→ **INSTRUCTION**:
Can you retype every record below exactly as written?

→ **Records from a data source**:

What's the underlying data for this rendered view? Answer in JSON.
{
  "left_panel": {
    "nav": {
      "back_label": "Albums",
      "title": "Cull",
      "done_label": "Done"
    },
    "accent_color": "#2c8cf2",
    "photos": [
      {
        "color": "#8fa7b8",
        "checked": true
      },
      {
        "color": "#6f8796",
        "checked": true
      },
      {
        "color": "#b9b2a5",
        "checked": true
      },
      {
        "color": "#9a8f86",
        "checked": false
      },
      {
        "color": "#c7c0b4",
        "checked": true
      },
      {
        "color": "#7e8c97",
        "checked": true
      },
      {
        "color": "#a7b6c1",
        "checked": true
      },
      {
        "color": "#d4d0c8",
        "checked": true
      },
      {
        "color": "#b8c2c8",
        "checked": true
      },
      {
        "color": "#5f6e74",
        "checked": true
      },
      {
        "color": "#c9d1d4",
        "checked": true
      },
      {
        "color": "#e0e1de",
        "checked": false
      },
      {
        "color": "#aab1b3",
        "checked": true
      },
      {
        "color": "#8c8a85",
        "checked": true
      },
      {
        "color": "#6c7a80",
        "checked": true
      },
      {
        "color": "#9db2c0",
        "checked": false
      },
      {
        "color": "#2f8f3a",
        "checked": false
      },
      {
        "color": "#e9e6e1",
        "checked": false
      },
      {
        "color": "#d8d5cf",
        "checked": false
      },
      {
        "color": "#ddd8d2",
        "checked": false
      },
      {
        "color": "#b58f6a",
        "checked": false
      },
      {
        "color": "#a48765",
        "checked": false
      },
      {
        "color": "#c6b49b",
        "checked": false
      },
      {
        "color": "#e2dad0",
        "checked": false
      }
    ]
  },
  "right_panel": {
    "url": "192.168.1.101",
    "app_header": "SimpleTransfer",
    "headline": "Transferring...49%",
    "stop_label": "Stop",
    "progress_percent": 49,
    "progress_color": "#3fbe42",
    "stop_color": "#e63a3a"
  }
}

→ **RESPONSE TO THE EXERCISE**:
What's the underlying data for this rendered view? Answer in JSON.
{
  "left_panel": {
    "nav": {
      "back_label": "Albums",
      "title": "Cull",
      "done_label": "Done"
    },
    "accent_color": "#2c8cf2",
    "photos": [
      {
        "color": "#8fa7b8",
        "checked": true
      },
      {
        "color": "#6f8796",
        "checked": true
      },
      {
        "color": "#b9b2a5",
        "checked": true
      },
      {
        "color": "#9a8f86",
        "checked": false
      },
      {
        "color": "#c7c0b4",
        "checked": true
      },
      {
        "color": "#7e8c97",
        "checked": true
      },
      {
        "color": "#a7b6c1",
        "checked": true
      },
      {
        "color": "#d4d0c8",
        "checked": true
      },
      {
        "color": "#b8c2c8",
        "checked": true
      },
      {
        "color": "#5f6e74",
        "checked": true
      },
      {
        "color": "#c9d1d4",
        "checked": true
      },
      {
        "color": "#e0e1de",
        "checked": false
      },
      {
        "color": "#aab1b3",
        "checked": true
      },
      {
        "color": "#8c8a85",
        "checked": true
      },
      {
        "color": "#6c7a80",
        "checked": true
      },
      {
        "color": "#9db2c0",
        "checked": false
      },
      {
        "color": "#2f8f3a",
        "checked": false
      },
      {
        "color": "#e9e6e1",
        "checked": false
      },
      {
        "color": "#d8d5cf",
        "checked": false
      },
      {
        "color": "#ddd8d2",
        "checked": false
      },
      {
        "color": "#b58f6a",
        "checked": false
      },
      {
        "color": "#a48765",
        "checked": false
      },
      {
        "color": "#c6b49b",
        "checked": false
      },
      {
        "color": "#e2dad0",
        "checked": false
      }
    ]
  },
  "right_panel": {
    "url": "192.168.1.101",
    "app_header": "SimpleTransfer",
    "headline": "Transferring...49%",
    "stop_label": "Stop",
    "progress_percent": 49,
    "progress_color": "#3fbe42",
    "stop_color": "#e63a3a"
  }
}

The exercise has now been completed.